=== GOAL ===
Review the material line by line. Identify and copy every line that contains the string "custom".

# start of DATA FOR PROCESSING

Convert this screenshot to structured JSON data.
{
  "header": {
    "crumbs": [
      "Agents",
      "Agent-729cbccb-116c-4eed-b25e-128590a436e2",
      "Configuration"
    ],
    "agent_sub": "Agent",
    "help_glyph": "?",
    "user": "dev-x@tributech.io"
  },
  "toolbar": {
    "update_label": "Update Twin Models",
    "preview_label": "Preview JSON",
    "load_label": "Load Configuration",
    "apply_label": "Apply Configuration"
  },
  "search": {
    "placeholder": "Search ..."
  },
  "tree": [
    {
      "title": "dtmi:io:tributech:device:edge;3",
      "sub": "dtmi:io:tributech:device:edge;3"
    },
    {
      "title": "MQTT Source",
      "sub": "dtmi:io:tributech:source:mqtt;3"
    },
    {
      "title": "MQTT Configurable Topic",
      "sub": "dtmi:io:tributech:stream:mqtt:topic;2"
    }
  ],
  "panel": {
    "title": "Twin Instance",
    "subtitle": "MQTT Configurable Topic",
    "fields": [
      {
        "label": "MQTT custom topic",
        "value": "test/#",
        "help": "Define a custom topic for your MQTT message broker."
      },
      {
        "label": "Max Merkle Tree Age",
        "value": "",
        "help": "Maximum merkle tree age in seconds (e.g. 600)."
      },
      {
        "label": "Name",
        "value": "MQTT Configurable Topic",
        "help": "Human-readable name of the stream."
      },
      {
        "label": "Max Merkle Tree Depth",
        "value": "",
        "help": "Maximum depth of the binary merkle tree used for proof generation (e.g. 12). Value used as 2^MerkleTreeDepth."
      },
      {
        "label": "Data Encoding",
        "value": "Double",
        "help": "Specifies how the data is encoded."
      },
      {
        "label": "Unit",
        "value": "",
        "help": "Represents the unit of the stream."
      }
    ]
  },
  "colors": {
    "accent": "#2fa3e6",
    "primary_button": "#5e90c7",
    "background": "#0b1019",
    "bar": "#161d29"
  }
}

# end of DATA FOR PROCESSING

=== ANSWER TO THE PROBLEM ===
        "label": "MQTT custom topic",
        "help": "Define a custom topic for your MQTT message broker."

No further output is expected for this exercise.